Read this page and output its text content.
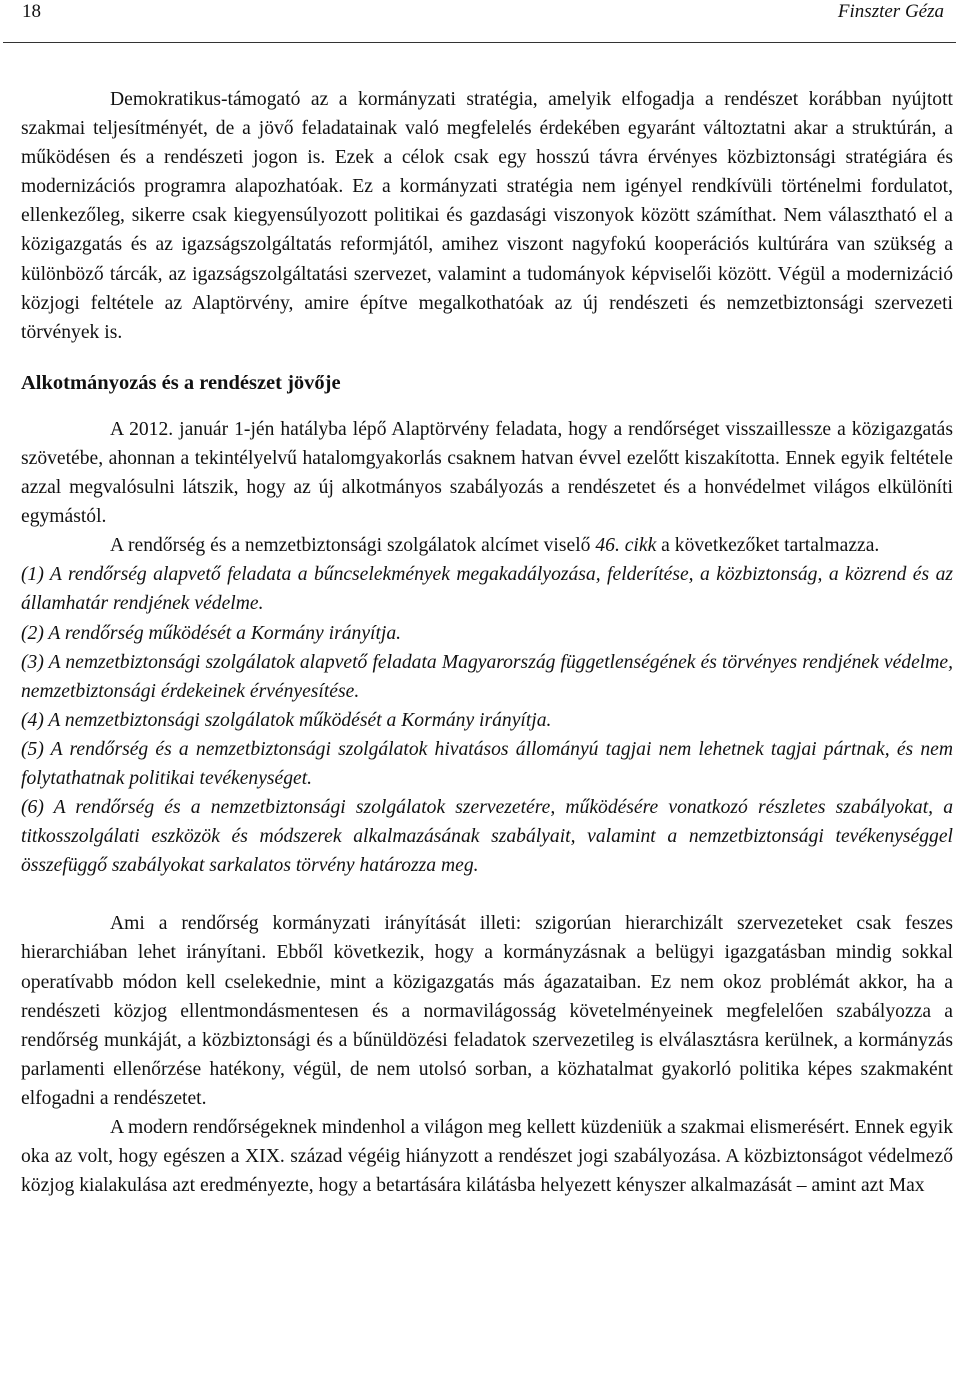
18	Finszter Géza

Demokratikus-támogató az a kormányzati stratégia, amelyik elfogadja a rendészet korábban nyújtott szakmai teljesítményét, de a jövő feladatainak való megfelelés érdekében egyaránt változtatni akar a struktúrán, a működésen és a rendészeti jogon is. Ezek a célok csak egy hosszú távra érvényes közbiztonsági stratégiára és modernizációs programra alapozhatóak. Ez a kormányzati stratégia nem igényel rendkívüli történelmi fordulatot, ellenkezőleg, sikerre csak kiegyensúlyozott politikai és gazdasági viszonyok között számíthat. Nem választható el a közigazgatás és az igazságszolgáltatás reformjától, amihez viszont nagyfokú kooperációs kultúrára van szükség a különböző tárcák, az igazságszolgáltatási szervezet, valamint a tudományok képviselői között. Végül a modernizáció közjogi feltétele az Alaptörvény, amire építve megalkothatóak az új rendészeti és nemzetbiztonsági szervezeti törvények is.

Alkotmányozás és a rendészet jövője

A 2012. január 1-jén hatályba lépő Alaptörvény feladata, hogy a rendőrséget visszaillessze a közigazgatás szövetébe, ahonnan a tekintélyelvű hatalomgyakorlás csaknem hatvan évvel ezelőtt kiszakította. Ennek egyik feltétele azzal megvalósulni látszik, hogy az új alkotmányos szabályozás a rendészetet és a honvédelmet világos elkülöníti egymástól.

A rendőrség és a nemzetbiztonsági szolgálatok alcímet viselő 46. cikk a következőket tartalmazza.

(1) A rendőrség alapvető feladata a bűncselekmények megakadályozása, felderítése, a közbiztonság, a közrend és az államhatár rendjének védelme.

(2) A rendőrség működését a Kormány irányítja.

(3) A nemzetbiztonsági szolgálatok alapvető feladata Magyarország függetlenségének és törvényes rendjének védelme, nemzetbiztonsági érdekeinek érvényesítése.

(4) A nemzetbiztonsági szolgálatok működését a Kormány irányítja.

(5) A rendőrség és a nemzetbiztonsági szolgálatok hivatásos állományú tagjai nem lehetnek tagjai pártnak, és nem folytathatnak politikai tevékenységet.

(6) A rendőrség és a nemzetbiztonsági szolgálatok szervezetére, működésére vonatkozó részletes szabályokat, a titkosszolgálati eszközök és módszerek alkalmazásának szabályait, valamint a nemzetbiztonsági tevékenységgel összefüggő szabályokat sarkalatos törvény határozza meg.

Ami a rendőrség kormányzati irányítását illeti: szigorúan hierarchizált szervezeteket csak feszes hierarchiában lehet irányítani. Ebből következik, hogy a kormányzásnak a belügyi igazgatásban mindig sokkal operatívabb módon kell cselekednie, mint a közigazgatás más ágazataiban. Ez nem okoz problémát akkor, ha a rendészeti közjog ellentmondásmentesen és a normavilágosság követelményeinek megfelelően szabályozza a rendőrség munkáját, a közbiztonsági és a bűnüldözési feladatok szervezetileg is elválasztásra kerülnek, a kormányzás parlamenti ellenőrzése hatékony, végül, de nem utolsó sorban, a közhatalmat gyakorló politika képes szakmaként elfogadni a rendészetet.

A modern rendőrségeknek mindenhol a világon meg kellett küzdeniük a szakmai elismerésért. Ennek egyik oka az volt, hogy egészen a XIX. század végéig hiányzott a rendészet jogi szabályozása. A közbiztonságot védelmező közjog kialakulása azt eredményezte, hogy a betartására kilátásba helyezett kényszer alkalmazását – amint azt Max
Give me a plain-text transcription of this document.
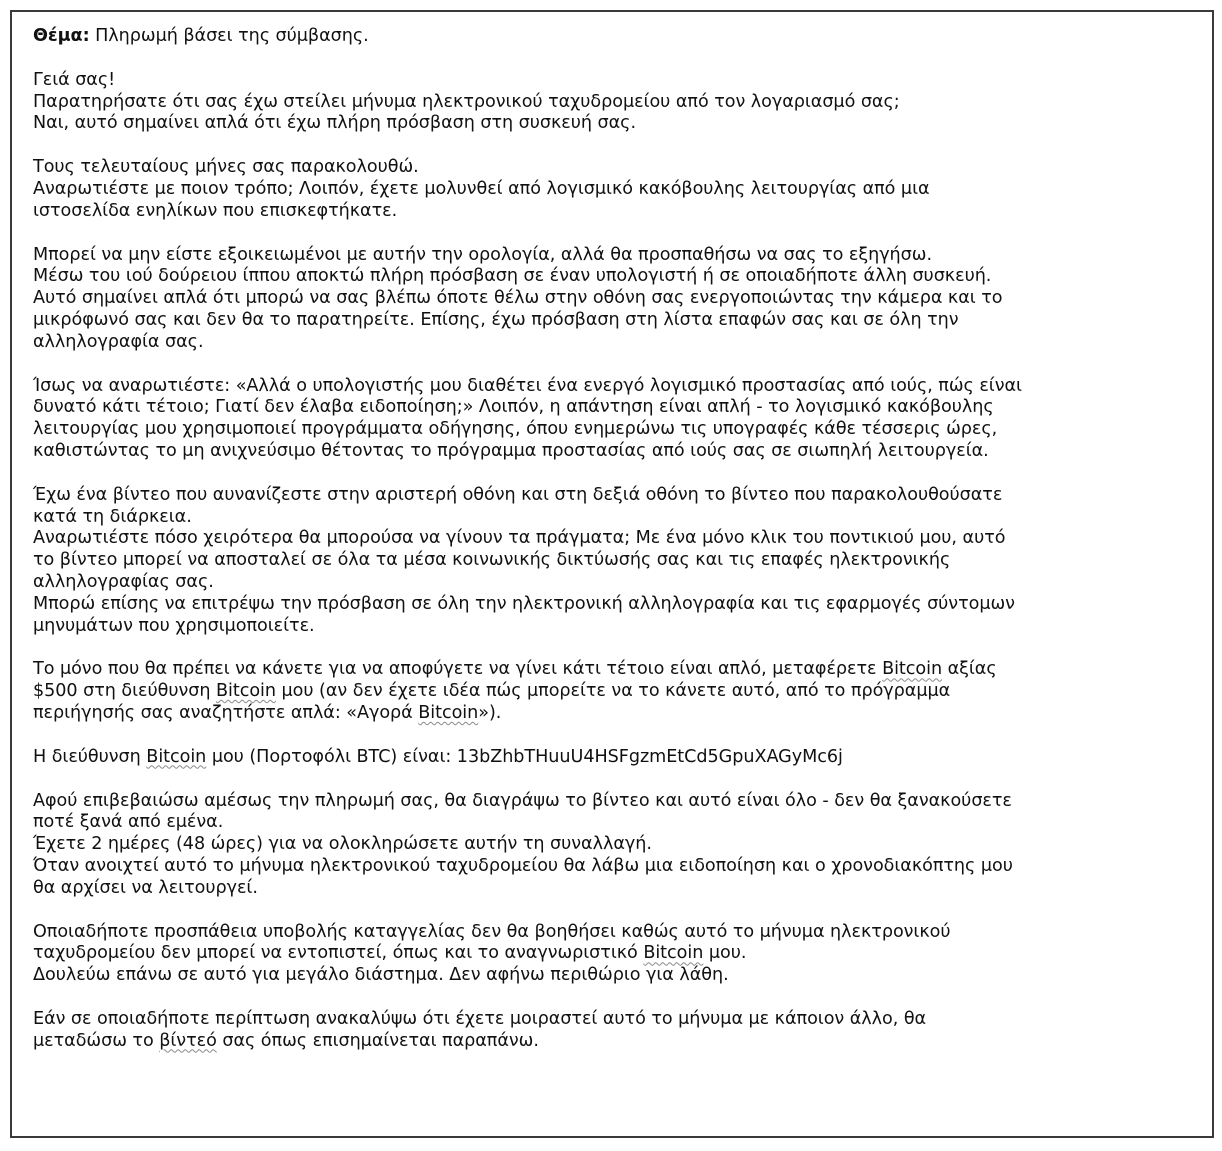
Θέμα: Πληρωμή βάσει της σύμβασης.
Γειά σας!
Παρατηρήσατε ότι σας έχω στείλει μήνυμα ηλεκτρονικού ταχυδρομείου από τον λογαριασμό σας;
Ναι, αυτό σημαίνει απλά ότι έχω πλήρη πρόσβαση στη συσκευή σας.
Τους τελευταίους μήνες σας παρακολουθώ.
Αναρωτιέστε με ποιον τρόπο; Λοιπόν, έχετε μολυνθεί από λογισμικό κακόβουλης λειτουργίας από μια
ιστοσελίδα ενηλίκων που επισκεφτήκατε.
Μπορεί να μην είστε εξοικειωμένοι με αυτήν την ορολογία, αλλά θα προσπαθήσω να σας το εξηγήσω.
Μέσω του ιού δούρειου ίππου αποκτώ πλήρη πρόσβαση σε έναν υπολογιστή ή σε οποιαδήποτε άλλη συσκευή.
Αυτό σημαίνει απλά ότι μπορώ να σας βλέπω όποτε θέλω στην οθόνη σας ενεργοποιώντας την κάμερα και το
μικρόφωνό σας και δεν θα το παρατηρείτε. Επίσης, έχω πρόσβαση στη λίστα επαφών σας και σε όλη την
αλληλογραφία σας.
Ίσως να αναρωτιέστε: «Αλλά ο υπολογιστής μου διαθέτει ένα ενεργό λογισμικό προστασίας από ιούς, πώς είναι
δυνατό κάτι τέτοιο; Γιατί δεν έλαβα ειδοποίηση;» Λοιπόν, η απάντηση είναι απλή - το λογισμικό κακόβουλης
λειτουργίας μου χρησιμοποιεί προγράμματα οδήγησης, όπου ενημερώνω τις υπογραφές κάθε τέσσερις ώρες,
καθιστώντας το μη ανιχνεύσιμο θέτοντας το πρόγραμμα προστασίας από ιούς σας σε σιωπηλή λειτουργεία.
Έχω ένα βίντεο που αυνανίζεστε στην αριστερή οθόνη και στη δεξιά οθόνη το βίντεο που παρακολουθούσατε
κατά τη διάρκεια.
Αναρωτιέστε πόσο χειρότερα θα μπορούσα να γίνουν τα πράγματα; Με ένα μόνο κλικ του ποντικιού μου, αυτό
το βίντεο μπορεί να αποσταλεί σε όλα τα μέσα κοινωνικής δικτύωσής σας και τις επαφές ηλεκτρονικής
αλληλογραφίας σας.
Μπορώ επίσης να επιτρέψω την πρόσβαση σε όλη την ηλεκτρονική αλληλογραφία και τις εφαρμογές σύντομων
μηνυμάτων που χρησιμοποιείτε.
Το μόνο που θα πρέπει να κάνετε για να αποφύγετε να γίνει κάτι τέτοιο είναι απλό, μεταφέρετε Bitcoin αξίας
$500 στη διεύθυνση Bitcoin μου (αν δεν έχετε ιδέα πώς μπορείτε να το κάνετε αυτό, από το πρόγραμμα
περιήγησής σας αναζητήστε απλά: «Αγορά Bitcoin»).
Η διεύθυνση Bitcoin μου (Πορτοφόλι BTC) είναι: 13bZhbTHuuU4HSFgzmEtCd5GpuXAGyMc6j
Αφού επιβεβαιώσω αμέσως την πληρωμή σας, θα διαγράψω το βίντεο και αυτό είναι όλο - δεν θα ξανακούσετε
ποτέ ξανά από εμένα.
Έχετε 2 ημέρες (48 ώρες) για να ολοκληρώσετε αυτήν τη συναλλαγή.
Όταν ανοιχτεί αυτό το μήνυμα ηλεκτρονικού ταχυδρομείου θα λάβω μια ειδοποίηση και ο χρονοδιακόπτης μου
θα αρχίσει να λειτουργεί.
Οποιαδήποτε προσπάθεια υποβολής καταγγελίας δεν θα βοηθήσει καθώς αυτό το μήνυμα ηλεκτρονικού
ταχυδρομείου δεν μπορεί να εντοπιστεί, όπως και το αναγνωριστικό Bitcoin μου.
Δουλεύω επάνω σε αυτό για μεγάλο διάστημα. Δεν αφήνω περιθώριο για λάθη.
Εάν σε οποιαδήποτε περίπτωση ανακαλύψω ότι έχετε μοιραστεί αυτό το μήνυμα με κάποιον άλλο, θα
μεταδώσω το βίντεό σας όπως επισημαίνεται παραπάνω.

* _INSTRUCTION_
Copy the entries exactly. Leave out the images.

* _SOLUTION_
Read this page and output its text content.
18	Finszter Géza

Demokratikus-támogató az a kormányzati stratégia, amelyik elfogadja a rendészet korábban nyújtott szakmai teljesítményét, de a jövő feladatainak való megfelelés érdekében egyaránt változtatni akar a struktúrán, a működésen és a rendészeti jogon is. Ezek a célok csak egy hosszú távra érvényes közbiztonsági stratégiára és modernizációs programra alapozhatóak. Ez a kormányzati stratégia nem igényel rendkívüli történelmi fordulatot, ellenkezőleg, sikerre csak kiegyensúlyozott politikai és gazdasági viszonyok között számíthat. Nem választható el a közigazgatás és az igazságszolgáltatás reformjától, amihez viszont nagyfokú kooperációs kultúrára van szükség a különböző tárcák, az igazságszolgáltatási szervezet, valamint a tudományok képviselői között. Végül a modernizáció közjogi feltétele az Alaptörvény, amire építve megalkothatóak az új rendészeti és nemzetbiztonsági szervezeti törvények is.

Alkotmányozás és a rendészet jövője

A 2012. január 1-jén hatályba lépő Alaptörvény feladata, hogy a rendőrséget visszaillessze a közigazgatás szövetébe, ahonnan a tekintélyelvű hatalomgyakorlás csaknem hatvan évvel ezelőtt kiszakította. Ennek egyik feltétele azzal megvalósulni látszik, hogy az új alkotmányos szabályozás a rendészetet és a honvédelmet világos elkülöníti egymástól.

A rendőrség és a nemzetbiztonsági szolgálatok alcímet viselő 46. cikk a következőket tartalmazza.

(1) A rendőrség alapvető feladata a bűncselekmények megakadályozása, felderítése, a közbiztonság, a közrend és az államhatár rendjének védelme.

(2) A rendőrség működését a Kormány irányítja.

(3) A nemzetbiztonsági szolgálatok alapvető feladata Magyarország függetlenségének és törvényes rendjének védelme, nemzetbiztonsági érdekeinek érvényesítése.

(4) A nemzetbiztonsági szolgálatok működését a Kormány irányítja.

(5) A rendőrség és a nemzetbiztonsági szolgálatok hivatásos állományú tagjai nem lehetnek tagjai pártnak, és nem folytathatnak politikai tevékenységet.

(6) A rendőrség és a nemzetbiztonsági szolgálatok szervezetére, működésére vonatkozó részletes szabályokat, a titkosszolgálati eszközök és módszerek alkalmazásának szabályait, valamint a nemzetbiztonsági tevékenységgel összefüggő szabályokat sarkalatos törvény határozza meg.

Ami a rendőrség kormányzati irányítását illeti: szigorúan hierarchizált szervezeteket csak feszes hierarchiában lehet irányítani. Ebből következik, hogy a kormányzásnak a belügyi igazgatásban mindig sokkal operatívabb módon kell cselekednie, mint a közigazgatás más ágazataiban. Ez nem okoz problémát akkor, ha a rendészeti közjog ellentmondásmentesen és a normavilágosság követelményeinek megfelelően szabályozza a rendőrség munkáját, a közbiztonsági és a bűnüldözési feladatok szervezetileg is elválasztásra kerülnek, a kormányzás parlamenti ellenőrzése hatékony, végül, de nem utolsó sorban, a közhatalmat gyakorló politika képes szakmaként elfogadni a rendészetet.

A modern rendőrségeknek mindenhol a világon meg kellett küzdeniük a szakmai elismerésért. Ennek egyik oka az volt, hogy egészen a XIX. század végéig hiányzott a rendészet jogi szabályozása. A közbiztonságot védelmező közjog kialakulása azt eredményezte, hogy a betartására kilátásba helyezett kényszer alkalmazását – amint azt Max
Give me a plain-text transcription of this document.
Θέμα: Πληρωμή βάσει της σύμβασης.
Γειά σας!
Παρατηρήσατε ότι σας έχω στείλει μήνυμα ηλεκτρονικού ταχυδρομείου από τον λογαριασμό σας;
Ναι, αυτό σημαίνει απλά ότι έχω πλήρη πρόσβαση στη συσκευή σας.
Τους τελευταίους μήνες σας παρακολουθώ.
Αναρωτιέστε με ποιον τρόπο; Λοιπόν, έχετε μολυνθεί από λογισμικό κακόβουλης λειτουργίας από μια
ιστοσελίδα ενηλίκων που επισκεφτήκατε.
Μπορεί να μην είστε εξοικειωμένοι με αυτήν την ορολογία, αλλά θα προσπαθήσω να σας το εξηγήσω.
Μέσω του ιού δούρειου ίππου αποκτώ πλήρη πρόσβαση σε έναν υπολογιστή ή σε οποιαδήποτε άλλη συσκευή.
Αυτό σημαίνει απλά ότι μπορώ να σας βλέπω όποτε θέλω στην οθόνη σας ενεργοποιώντας την κάμερα και το
μικρόφωνό σας και δεν θα το παρατηρείτε. Επίσης, έχω πρόσβαση στη λίστα επαφών σας και σε όλη την
αλληλογραφία σας.
Ίσως να αναρωτιέστε: «Αλλά ο υπολογιστής μου διαθέτει ένα ενεργό λογισμικό προστασίας από ιούς, πώς είναι
δυνατό κάτι τέτοιο; Γιατί δεν έλαβα ειδοποίηση;» Λοιπόν, η απάντηση είναι απλή - το λογισμικό κακόβουλης
λειτουργίας μου χρησιμοποιεί προγράμματα οδήγησης, όπου ενημερώνω τις υπογραφές κάθε τέσσερις ώρες,
καθιστώντας το μη ανιχνεύσιμο θέτοντας το πρόγραμμα προστασίας από ιούς σας σε σιωπηλή λειτουργεία.
Έχω ένα βίντεο που αυνανίζεστε στην αριστερή οθόνη και στη δεξιά οθόνη το βίντεο που παρακολουθούσατε
κατά τη διάρκεια.
Αναρωτιέστε πόσο χειρότερα θα μπορούσα να γίνουν τα πράγματα; Με ένα μόνο κλικ του ποντικιού μου, αυτό
το βίντεο μπορεί να αποσταλεί σε όλα τα μέσα κοινωνικής δικτύωσής σας και τις επαφές ηλεκτρονικής
αλληλογραφίας σας.
Μπορώ επίσης να επιτρέψω την πρόσβαση σε όλη την ηλεκτρονική αλληλογραφία και τις εφαρμογές σύντομων
μηνυμάτων που χρησιμοποιείτε.
Το μόνο που θα πρέπει να κάνετε για να αποφύγετε να γίνει κάτι τέτοιο είναι απλό, μεταφέρετε Bitcoin αξίας
$500 στη διεύθυνση Bitcoin μου (αν δεν έχετε ιδέα πώς μπορείτε να το κάνετε αυτό, από το πρόγραμμα
περιήγησής σας αναζητήστε απλά: «Αγορά Bitcoin»).
Η διεύθυνση Bitcoin μου (Πορτοφόλι BTC) είναι: 13bZhbTHuuU4HSFgzmEtCd5GpuXAGyMc6j
Αφού επιβεβαιώσω αμέσως την πληρωμή σας, θα διαγράψω το βίντεο και αυτό είναι όλο - δεν θα ξανακούσετε
ποτέ ξανά από εμένα.
Έχετε 2 ημέρες (48 ώρες) για να ολοκληρώσετε αυτήν τη συναλλαγή.
Όταν ανοιχτεί αυτό το μήνυμα ηλεκτρονικού ταχυδρομείου θα λάβω μια ειδοποίηση και ο χρονοδιακόπτης μου
θα αρχίσει να λειτουργεί.
Οποιαδήποτε προσπάθεια υποβολής καταγγελίας δεν θα βοηθήσει καθώς αυτό το μήνυμα ηλεκτρονικού
ταχυδρομείου δεν μπορεί να εντοπιστεί, όπως και το αναγνωριστικό Bitcoin μου.
Δουλεύω επάνω σε αυτό για μεγάλο διάστημα. Δεν αφήνω περιθώριο για λάθη.
Εάν σε οποιαδήποτε περίπτωση ανακαλύψω ότι έχετε μοιραστεί αυτό το μήνυμα με κάποιον άλλο, θα
μεταδώσω το βίντεό σας όπως επισημαίνεται παραπάνω.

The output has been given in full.